Every line of the data that contains the string "Santa" must be copied.
-- START Records for the task --
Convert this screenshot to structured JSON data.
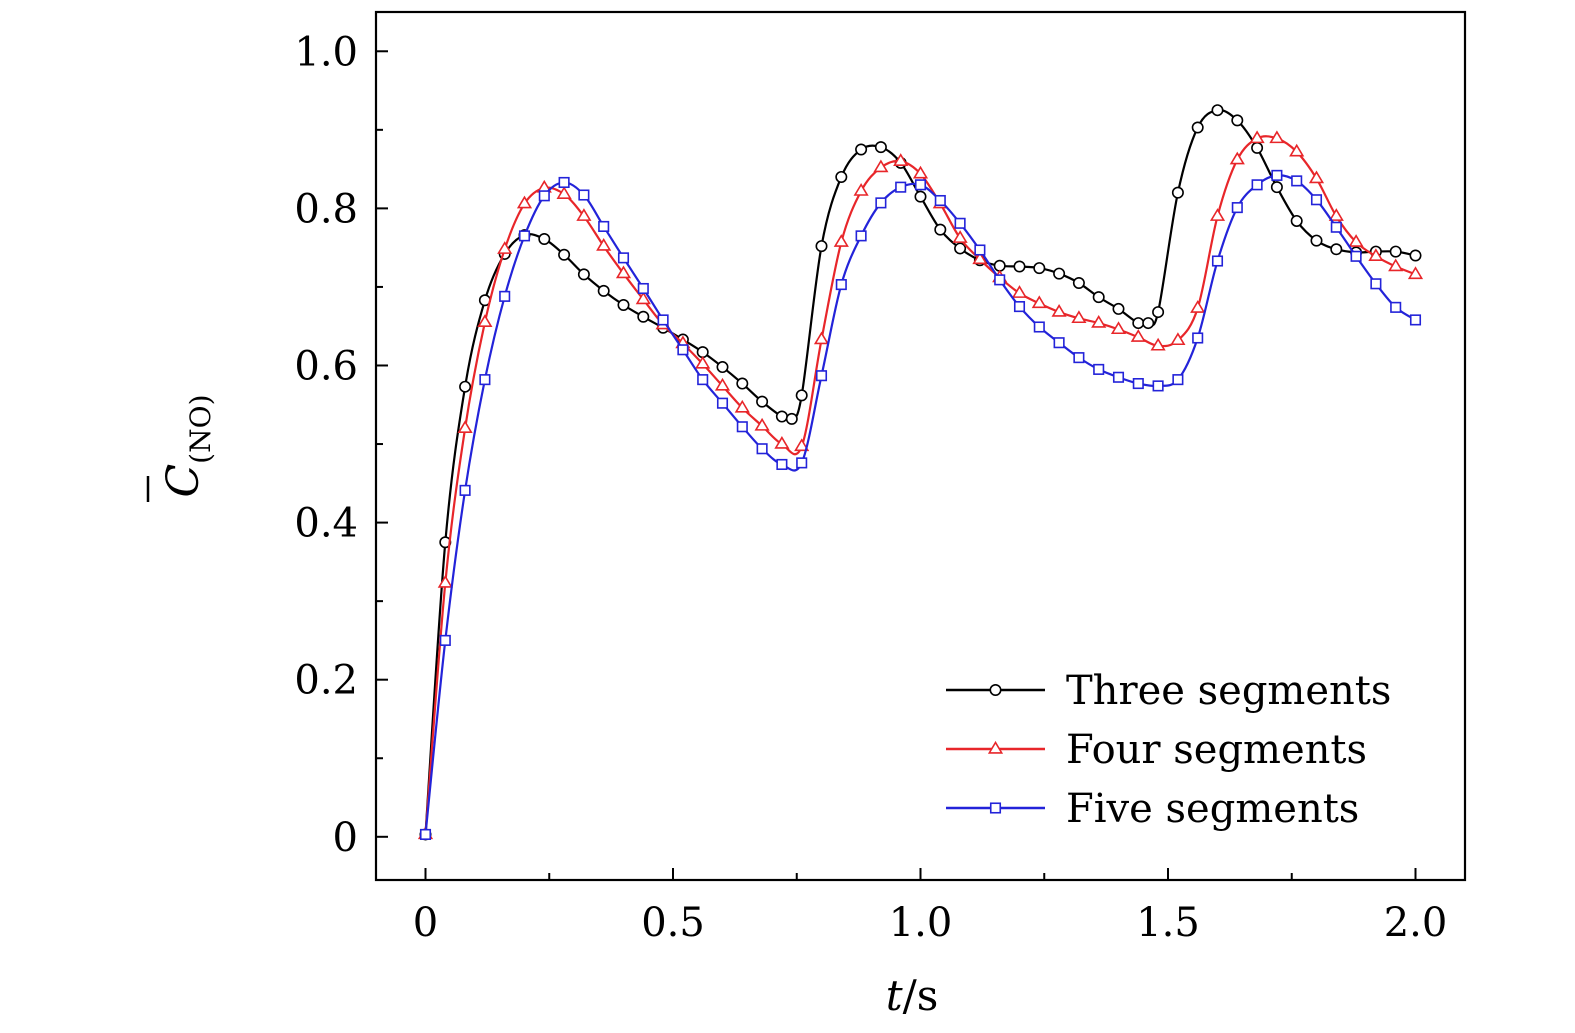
{
  "chart_data": {
    "type": "line",
    "xlabel": {
      "italic": "t",
      "rest": "/s"
    },
    "ylabel": {
      "symbol": "C",
      "subscript": "(NO)"
    },
    "xlim": [
      -0.1,
      2.1
    ],
    "ylim": [
      -0.055,
      1.05
    ],
    "xticks": [
      0,
      0.5,
      1.0,
      1.5,
      2.0
    ],
    "xtick_labels": [
      "0",
      "0.5",
      "1.0",
      "1.5",
      "2.0"
    ],
    "yticks": [
      0,
      0.2,
      0.4,
      0.6,
      0.8,
      1.0
    ],
    "ytick_labels": [
      "0",
      "0.2",
      "0.4",
      "0.6",
      "0.8",
      "1.0"
    ],
    "grid": false,
    "legend_position": "bottom-right",
    "series": [
      {
        "name": "Three segments",
        "color": "#000000",
        "marker": "circle",
        "x": [
          0,
          0.04,
          0.08,
          0.12,
          0.16,
          0.2,
          0.24,
          0.28,
          0.32,
          0.36,
          0.4,
          0.44,
          0.48,
          0.52,
          0.56,
          0.6,
          0.64,
          0.68,
          0.72,
          0.74,
          0.76,
          0.8,
          0.84,
          0.88,
          0.92,
          0.96,
          1.0,
          1.04,
          1.08,
          1.12,
          1.16,
          1.2,
          1.24,
          1.28,
          1.32,
          1.36,
          1.4,
          1.44,
          1.46,
          1.48,
          1.52,
          1.56,
          1.6,
          1.64,
          1.68,
          1.72,
          1.76,
          1.8,
          1.84,
          1.88,
          1.92,
          1.96,
          2.0
        ],
        "y": [
          0.003,
          0.375,
          0.573,
          0.683,
          0.742,
          0.766,
          0.761,
          0.741,
          0.716,
          0.695,
          0.677,
          0.662,
          0.648,
          0.633,
          0.617,
          0.598,
          0.577,
          0.554,
          0.535,
          0.532,
          0.562,
          0.752,
          0.84,
          0.875,
          0.878,
          0.858,
          0.815,
          0.773,
          0.749,
          0.734,
          0.727,
          0.726,
          0.724,
          0.717,
          0.705,
          0.687,
          0.672,
          0.654,
          0.654,
          0.668,
          0.82,
          0.903,
          0.925,
          0.912,
          0.877,
          0.827,
          0.784,
          0.759,
          0.748,
          0.744,
          0.745,
          0.745,
          0.74
        ]
      },
      {
        "name": "Four segments",
        "color": "#e8262a",
        "marker": "triangle",
        "x": [
          0,
          0.04,
          0.08,
          0.12,
          0.16,
          0.2,
          0.24,
          0.28,
          0.32,
          0.36,
          0.4,
          0.44,
          0.48,
          0.52,
          0.56,
          0.6,
          0.64,
          0.68,
          0.72,
          0.76,
          0.8,
          0.84,
          0.88,
          0.92,
          0.96,
          1.0,
          1.04,
          1.08,
          1.12,
          1.16,
          1.2,
          1.24,
          1.28,
          1.32,
          1.36,
          1.4,
          1.44,
          1.48,
          1.52,
          1.56,
          1.6,
          1.64,
          1.68,
          1.72,
          1.76,
          1.8,
          1.84,
          1.88,
          1.92,
          1.96,
          2.0
        ],
        "y": [
          0.003,
          0.323,
          0.52,
          0.655,
          0.748,
          0.806,
          0.826,
          0.818,
          0.79,
          0.752,
          0.717,
          0.684,
          0.652,
          0.628,
          0.602,
          0.574,
          0.546,
          0.523,
          0.5,
          0.497,
          0.633,
          0.757,
          0.822,
          0.852,
          0.86,
          0.844,
          0.806,
          0.762,
          0.735,
          0.712,
          0.692,
          0.679,
          0.668,
          0.66,
          0.654,
          0.646,
          0.636,
          0.625,
          0.632,
          0.673,
          0.79,
          0.862,
          0.889,
          0.889,
          0.872,
          0.838,
          0.79,
          0.757,
          0.739,
          0.726,
          0.716
        ]
      },
      {
        "name": "Five segments",
        "color": "#2323d9",
        "marker": "square",
        "x": [
          0,
          0.04,
          0.08,
          0.12,
          0.16,
          0.2,
          0.24,
          0.28,
          0.32,
          0.36,
          0.4,
          0.44,
          0.48,
          0.52,
          0.56,
          0.6,
          0.64,
          0.68,
          0.72,
          0.76,
          0.8,
          0.84,
          0.88,
          0.92,
          0.96,
          1.0,
          1.04,
          1.08,
          1.12,
          1.16,
          1.2,
          1.24,
          1.28,
          1.32,
          1.36,
          1.4,
          1.44,
          1.48,
          1.52,
          1.56,
          1.6,
          1.64,
          1.68,
          1.72,
          1.76,
          1.8,
          1.84,
          1.88,
          1.92,
          1.96,
          2.0
        ],
        "y": [
          0.003,
          0.25,
          0.441,
          0.582,
          0.688,
          0.765,
          0.816,
          0.833,
          0.817,
          0.777,
          0.737,
          0.698,
          0.658,
          0.62,
          0.582,
          0.552,
          0.522,
          0.494,
          0.474,
          0.476,
          0.587,
          0.703,
          0.765,
          0.807,
          0.827,
          0.83,
          0.81,
          0.781,
          0.747,
          0.709,
          0.675,
          0.649,
          0.629,
          0.61,
          0.595,
          0.585,
          0.577,
          0.574,
          0.582,
          0.635,
          0.733,
          0.801,
          0.83,
          0.842,
          0.835,
          0.811,
          0.776,
          0.739,
          0.704,
          0.674,
          0.658
        ]
      }
    ]
  }
}
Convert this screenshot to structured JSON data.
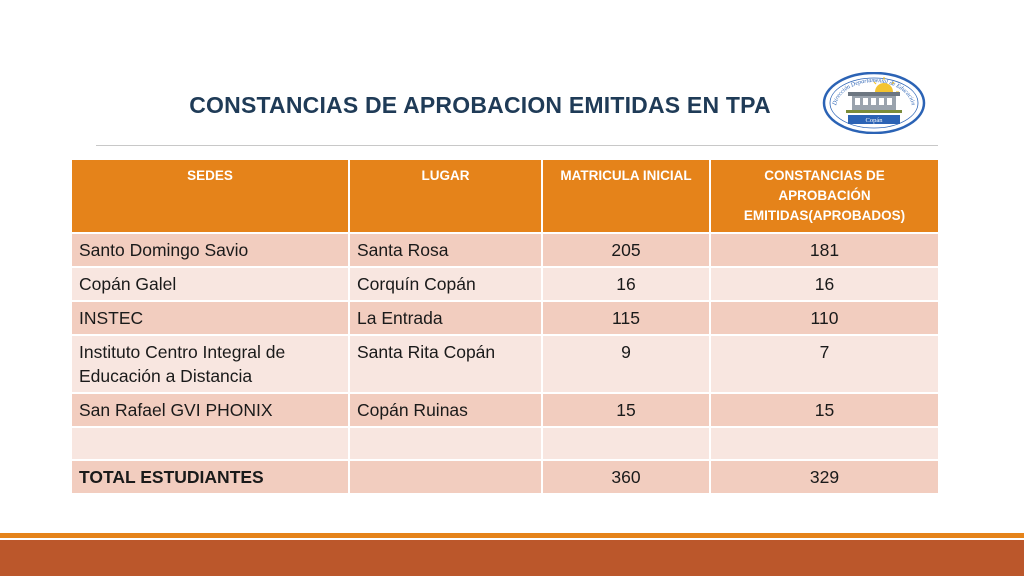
{
  "title": "CONSTANCIAS DE APROBACION EMITIDAS EN TPA",
  "logo": {
    "icon": "education-department-seal",
    "arc_text": "Dirección Departamental de Educación",
    "ribbon_text": "Copán"
  },
  "table": {
    "headers": [
      "SEDES",
      "LUGAR",
      "MATRICULA INICIAL",
      "CONSTANCIAS DE APROBACIÓN EMITIDAS(APROBADOS)"
    ],
    "rows": [
      {
        "sede": "Santo Domingo Savio",
        "lugar": "Santa Rosa",
        "matricula": "205",
        "constancias": "181"
      },
      {
        "sede": "Copán Galel",
        "lugar": "Corquín Copán",
        "matricula": "16",
        "constancias": "16"
      },
      {
        "sede": "INSTEC",
        "lugar": "La Entrada",
        "matricula": "115",
        "constancias": "110"
      },
      {
        "sede": "Instituto Centro Integral de Educación a Distancia",
        "lugar": "Santa Rita Copán",
        "matricula": "9",
        "constancias": "7"
      },
      {
        "sede": "San Rafael GVI PHONIX",
        "lugar": "Copán Ruinas",
        "matricula": "15",
        "constancias": "15"
      },
      {
        "sede": "",
        "lugar": "",
        "matricula": "",
        "constancias": ""
      },
      {
        "sede": "TOTAL ESTUDIANTES",
        "lugar": "",
        "matricula": "360",
        "constancias": "329"
      }
    ]
  },
  "colors": {
    "header_orange": "#e5831a",
    "row_dark": "#f2cdbf",
    "row_light": "#f8e6e0",
    "title_blue": "#1f3b57",
    "footer_rust": "#bb572b"
  }
}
-- END Records for the task --
**The answer:**
        "lugar": "Santa Rosa",
        "lugar": "Santa Rita Copán",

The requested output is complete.